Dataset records
## start

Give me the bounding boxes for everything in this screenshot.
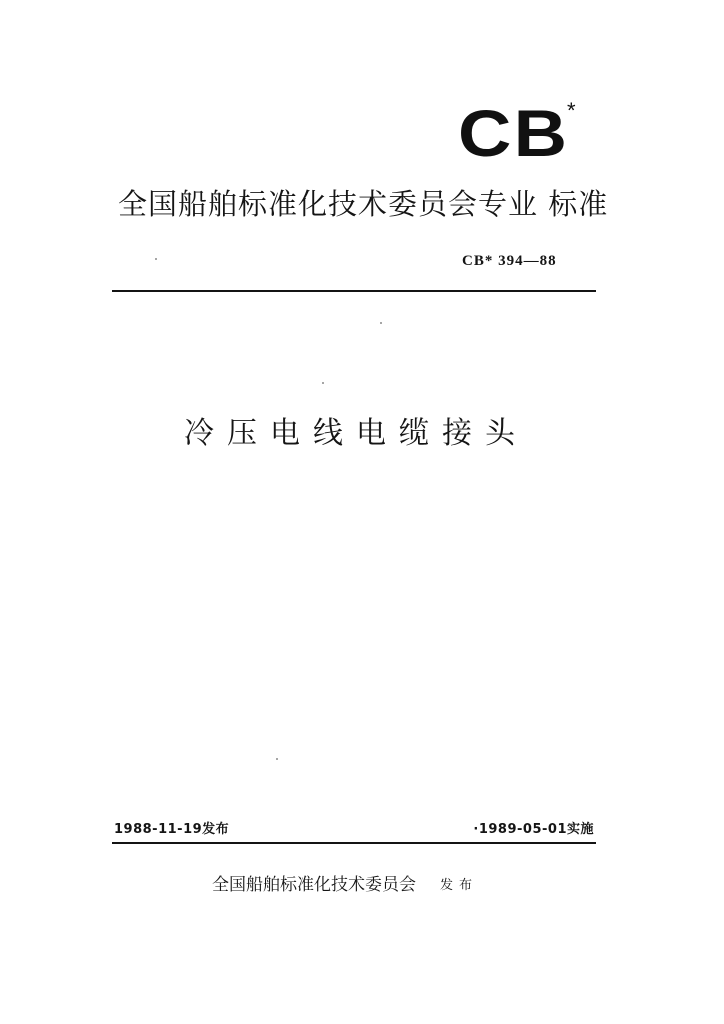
top-divider <box>112 290 596 292</box>
scan-speck <box>155 258 157 260</box>
cb-logo-asterisk: * <box>567 98 576 123</box>
standard-code: CB* 394—88 <box>462 253 557 269</box>
cb-logo: CB <box>458 96 570 170</box>
organization-title: 全国船舶标准化技术委员会专业 标准 <box>118 187 609 221</box>
scan-speck <box>322 382 324 384</box>
bottom-divider <box>112 842 596 844</box>
publisher-action: 发布 <box>440 878 479 893</box>
implementation-date: ·1989-05-01实施 <box>473 822 594 837</box>
scan-speck <box>276 758 278 760</box>
publisher-name: 全国船舶标准化技术委员会 <box>212 875 416 895</box>
document-title: 冷压电线电缆接头 <box>184 416 528 451</box>
issue-date: 1988-11-19发布 <box>114 822 230 837</box>
scan-speck <box>380 322 382 324</box>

## end

*EXERCISE INSTRUCTIONS*. Count the lines of the material above that contain the string "speck", and give only the number.

*THE RESULT*. 4